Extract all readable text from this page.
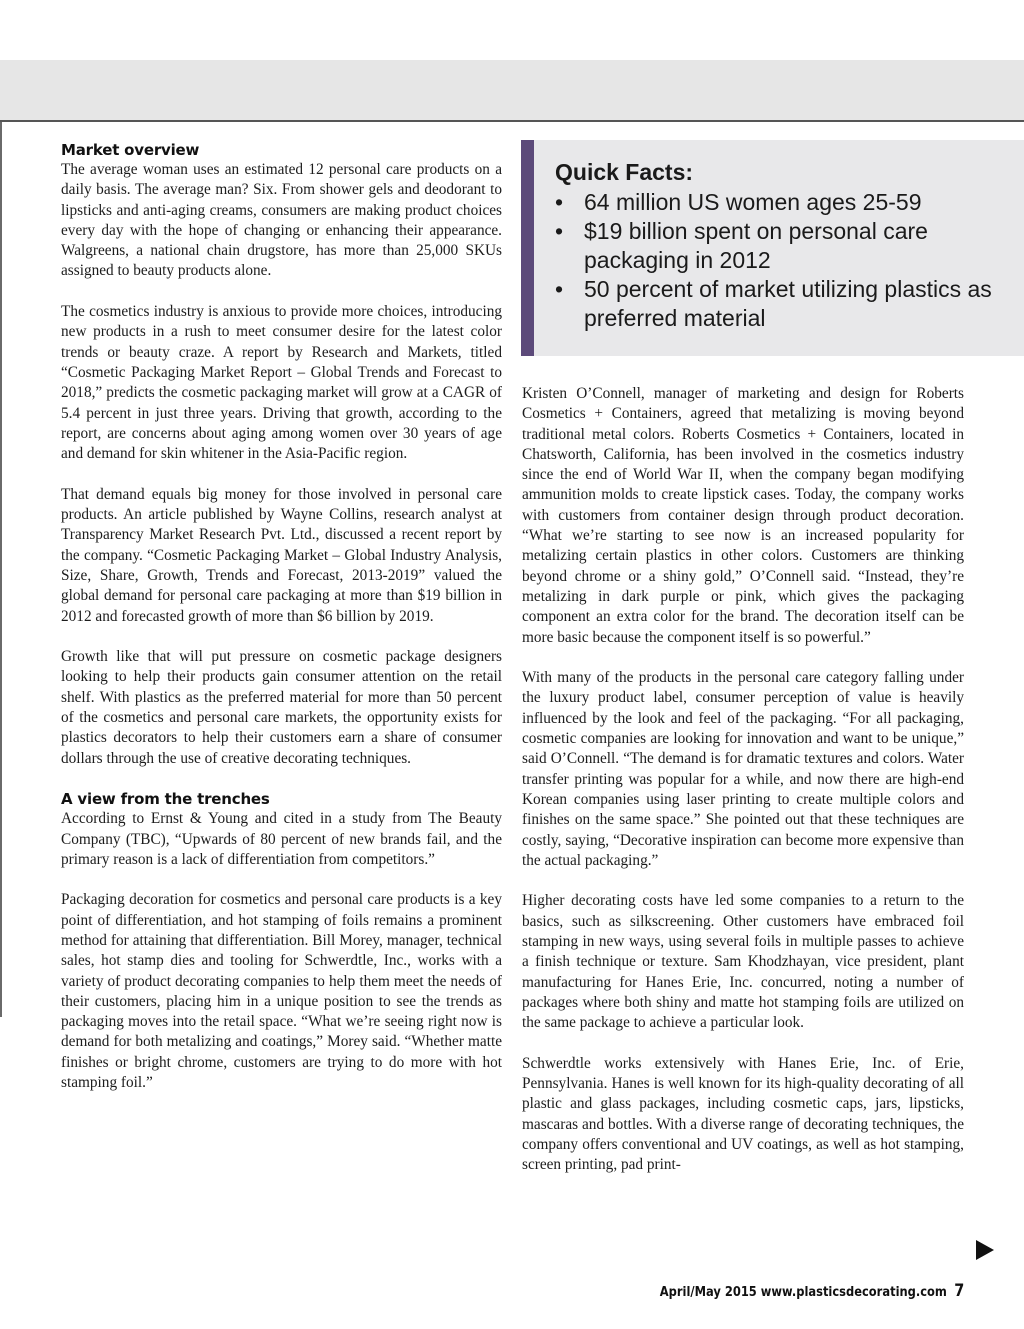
Market overview

The average woman uses an estimated 12 personal care products on a daily basis. The average man? Six. From shower gels and deodorant to lipsticks and anti-aging creams, consumers are making product choices every day with the hope of changing or enhancing their appearance. Walgreens, a national chain drugstore, has more than 25,000 SKUs assigned to beauty products alone.

The cosmetics industry is anxious to provide more choices, introducing new products in a rush to meet consumer desire for the latest color trends or beauty craze. A report by Research and Markets, titled “Cosmetic Packaging Market Report – Global Trends and Forecast to 2018,” predicts the cosmetic packaging market will grow at a CAGR of 5.4 percent in just three years. Driving that growth, according to the report, are concerns about aging among women over 30 years of age and demand for skin whitener in the Asia-Pacific region.

That demand equals big money for those involved in personal care products. An article published by Wayne Collins, research analyst at Transparency Market Research Pvt. Ltd., discussed a recent report by the company. “Cosmetic Packaging Market – Global Industry Analysis, Size, Share, Growth, Trends and Forecast, 2013-2019” valued the global demand for personal care packaging at more than $19 billion in 2012 and forecasted growth of more than $6 billion by 2019.

Growth like that will put pressure on cosmetic package designers looking to help their products gain consumer attention on the retail shelf. With plastics as the preferred material for more than 50 percent of the cosmetics and personal care markets, the opportunity exists for plastics decorators to help their customers earn a share of consumer dollars through the use of creative decorating techniques.

A view from the trenches

According to Ernst & Young and cited in a study from The Beauty Company (TBC), “Upwards of 80 percent of new brands fail, and the primary reason is a lack of differentiation from competitors.”

Packaging decoration for cosmetics and personal care products is a key point of differentiation, and hot stamping of foils remains a prominent method for attaining that differentiation. Bill Morey, manager, technical sales, hot stamp dies and tooling for Schwerdtle, Inc., works with a variety of product decorating companies to help them meet the needs of their customers, placing him in a unique position to see the trends as packaging moves into the retail space. “What we’re seeing right now is demand for both metalizing and coatings,” Morey said. “Whether matte finishes or bright chrome, customers are trying to do more with hot stamping foil.”

Quick Facts:
• 64 million US women ages 25-59
• $19 billion spent on personal care packaging in 2012
• 50 percent of market utilizing plastics as preferred material

Kristen O’Connell, manager of marketing and design for Roberts Cosmetics + Containers, agreed that metalizing is moving beyond traditional metal colors. Roberts Cosmetics + Containers, located in Chatsworth, California, has been involved in the cosmetics industry since the end of World War II, when the company began modifying ammunition molds to create lipstick cases. Today, the company works with customers from container design through product decoration. “What we’re starting to see now is an increased popularity for metalizing certain plastics in other colors. Customers are thinking beyond chrome or a shiny gold,” O’Connell said. “Instead, they’re metalizing in dark purple or pink, which gives the packaging component an extra color for the brand. The decoration itself can be more basic because the component itself is so powerful.”

With many of the products in the personal care category falling under the luxury product label, consumer perception of value is heavily influenced by the look and feel of the packaging. “For all packaging, cosmetic companies are looking for innovation and want to be unique,” said O’Connell. “The demand is for dramatic textures and colors. Water transfer printing was popular for a while, and now there are high-end Korean companies using laser printing to create multiple colors and finishes on the same space.” She pointed out that these techniques are costly, saying, “Decorative inspiration can become more expensive than the actual packaging.”

Higher decorating costs have led some companies to a return to the basics, such as silkscreening. Other customers have embraced foil stamping in new ways, using several foils in multiple passes to achieve a finish technique or texture. Sam Khodzhayan, vice president, plant manufacturing for Hanes Erie, Inc. concurred, noting a number of packages where both shiny and matte hot stamping foils are utilized on the same package to achieve a particular look.

Schwerdtle works extensively with Hanes Erie, Inc. of Erie, Pennsylvania. Hanes is well known for its high-quality decorating of all plastic and glass packages, including cosmetic caps, jars, lipsticks, mascaras and bottles. With a diverse range of decorating techniques, the company offers conventional and UV coatings, as well as hot stamping, screen printing, pad print-

April/May 2015 www.plasticsdecorating.com 7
------------------------
## Exercise aim
Set down every entry word for word, but omit the pictures.

## Answer to the problem
Extract all readable text from this page.
Market overview

The average woman uses an estimated 12 personal care products on a daily basis. The average man? Six. From shower gels and deodorant to lipsticks and anti-aging creams, consumers are making product choices every day with the hope of changing or enhancing their appearance. Walgreens, a national chain drugstore, has more than 25,000 SKUs assigned to beauty products alone.

The cosmetics industry is anxious to provide more choices, introducing new products in a rush to meet consumer desire for the latest color trends or beauty craze. A report by Research and Markets, titled “Cosmetic Packaging Market Report – Global Trends and Forecast to 2018,” predicts the cosmetic packaging market will grow at a CAGR of 5.4 percent in just three years. Driving that growth, according to the report, are concerns about aging among women over 30 years of age and demand for skin whitener in the Asia-Pacific region.

That demand equals big money for those involved in personal care products. An article published by Wayne Collins, research analyst at Transparency Market Research Pvt. Ltd., discussed a recent report by the company. “Cosmetic Packaging Market – Global Industry Analysis, Size, Share, Growth, Trends and Forecast, 2013-2019” valued the global demand for personal care packaging at more than $19 billion in 2012 and forecasted growth of more than $6 billion by 2019.

Growth like that will put pressure on cosmetic package designers looking to help their products gain consumer attention on the retail shelf. With plastics as the preferred material for more than 50 percent of the cosmetics and personal care markets, the opportunity exists for plastics decorators to help their customers earn a share of consumer dollars through the use of creative decorating techniques.

A view from the trenches

According to Ernst & Young and cited in a study from The Beauty Company (TBC), “Upwards of 80 percent of new brands fail, and the primary reason is a lack of differentiation from competitors.”

Packaging decoration for cosmetics and personal care products is a key point of differentiation, and hot stamping of foils remains a prominent method for attaining that differentiation. Bill Morey, manager, technical sales, hot stamp dies and tooling for Schwerdtle, Inc., works with a variety of product decorating companies to help them meet the needs of their customers, placing him in a unique position to see the trends as packaging moves into the retail space. “What we’re seeing right now is demand for both metalizing and coatings,” Morey said. “Whether matte finishes or bright chrome, customers are trying to do more with hot stamping foil.”

Quick Facts:
• 64 million US women ages 25-59
• $19 billion spent on personal care packaging in 2012
• 50 percent of market utilizing plastics as preferred material

Kristen O’Connell, manager of marketing and design for Roberts Cosmetics + Containers, agreed that metalizing is moving beyond traditional metal colors. Roberts Cosmetics + Containers, located in Chatsworth, California, has been involved in the cosmetics industry since the end of World War II, when the company began modifying ammunition molds to create lipstick cases. Today, the company works with customers from container design through product decoration. “What we’re starting to see now is an increased popularity for metalizing certain plastics in other colors. Customers are thinking beyond chrome or a shiny gold,” O’Connell said. “Instead, they’re metalizing in dark purple or pink, which gives the packaging component an extra color for the brand. The decoration itself can be more basic because the component itself is so powerful.”

With many of the products in the personal care category falling under the luxury product label, consumer perception of value is heavily influenced by the look and feel of the packaging. “For all packaging, cosmetic companies are looking for innovation and want to be unique,” said O’Connell. “The demand is for dramatic textures and colors. Water transfer printing was popular for a while, and now there are high-end Korean companies using laser printing to create multiple colors and finishes on the same space.” She pointed out that these techniques are costly, saying, “Decorative inspiration can become more expensive than the actual packaging.”

Higher decorating costs have led some companies to a return to the basics, such as silkscreening. Other customers have embraced foil stamping in new ways, using several foils in multiple passes to achieve a finish technique or texture. Sam Khodzhayan, vice president, plant manufacturing for Hanes Erie, Inc. concurred, noting a number of packages where both shiny and matte hot stamping foils are utilized on the same package to achieve a particular look.

Schwerdtle works extensively with Hanes Erie, Inc. of Erie, Pennsylvania. Hanes is well known for its high-quality decorating of all plastic and glass packages, including cosmetic caps, jars, lipsticks, mascaras and bottles. With a diverse range of decorating techniques, the company offers conventional and UV coatings, as well as hot stamping, screen printing, pad print-

April/May 2015 www.plasticsdecorating.com 7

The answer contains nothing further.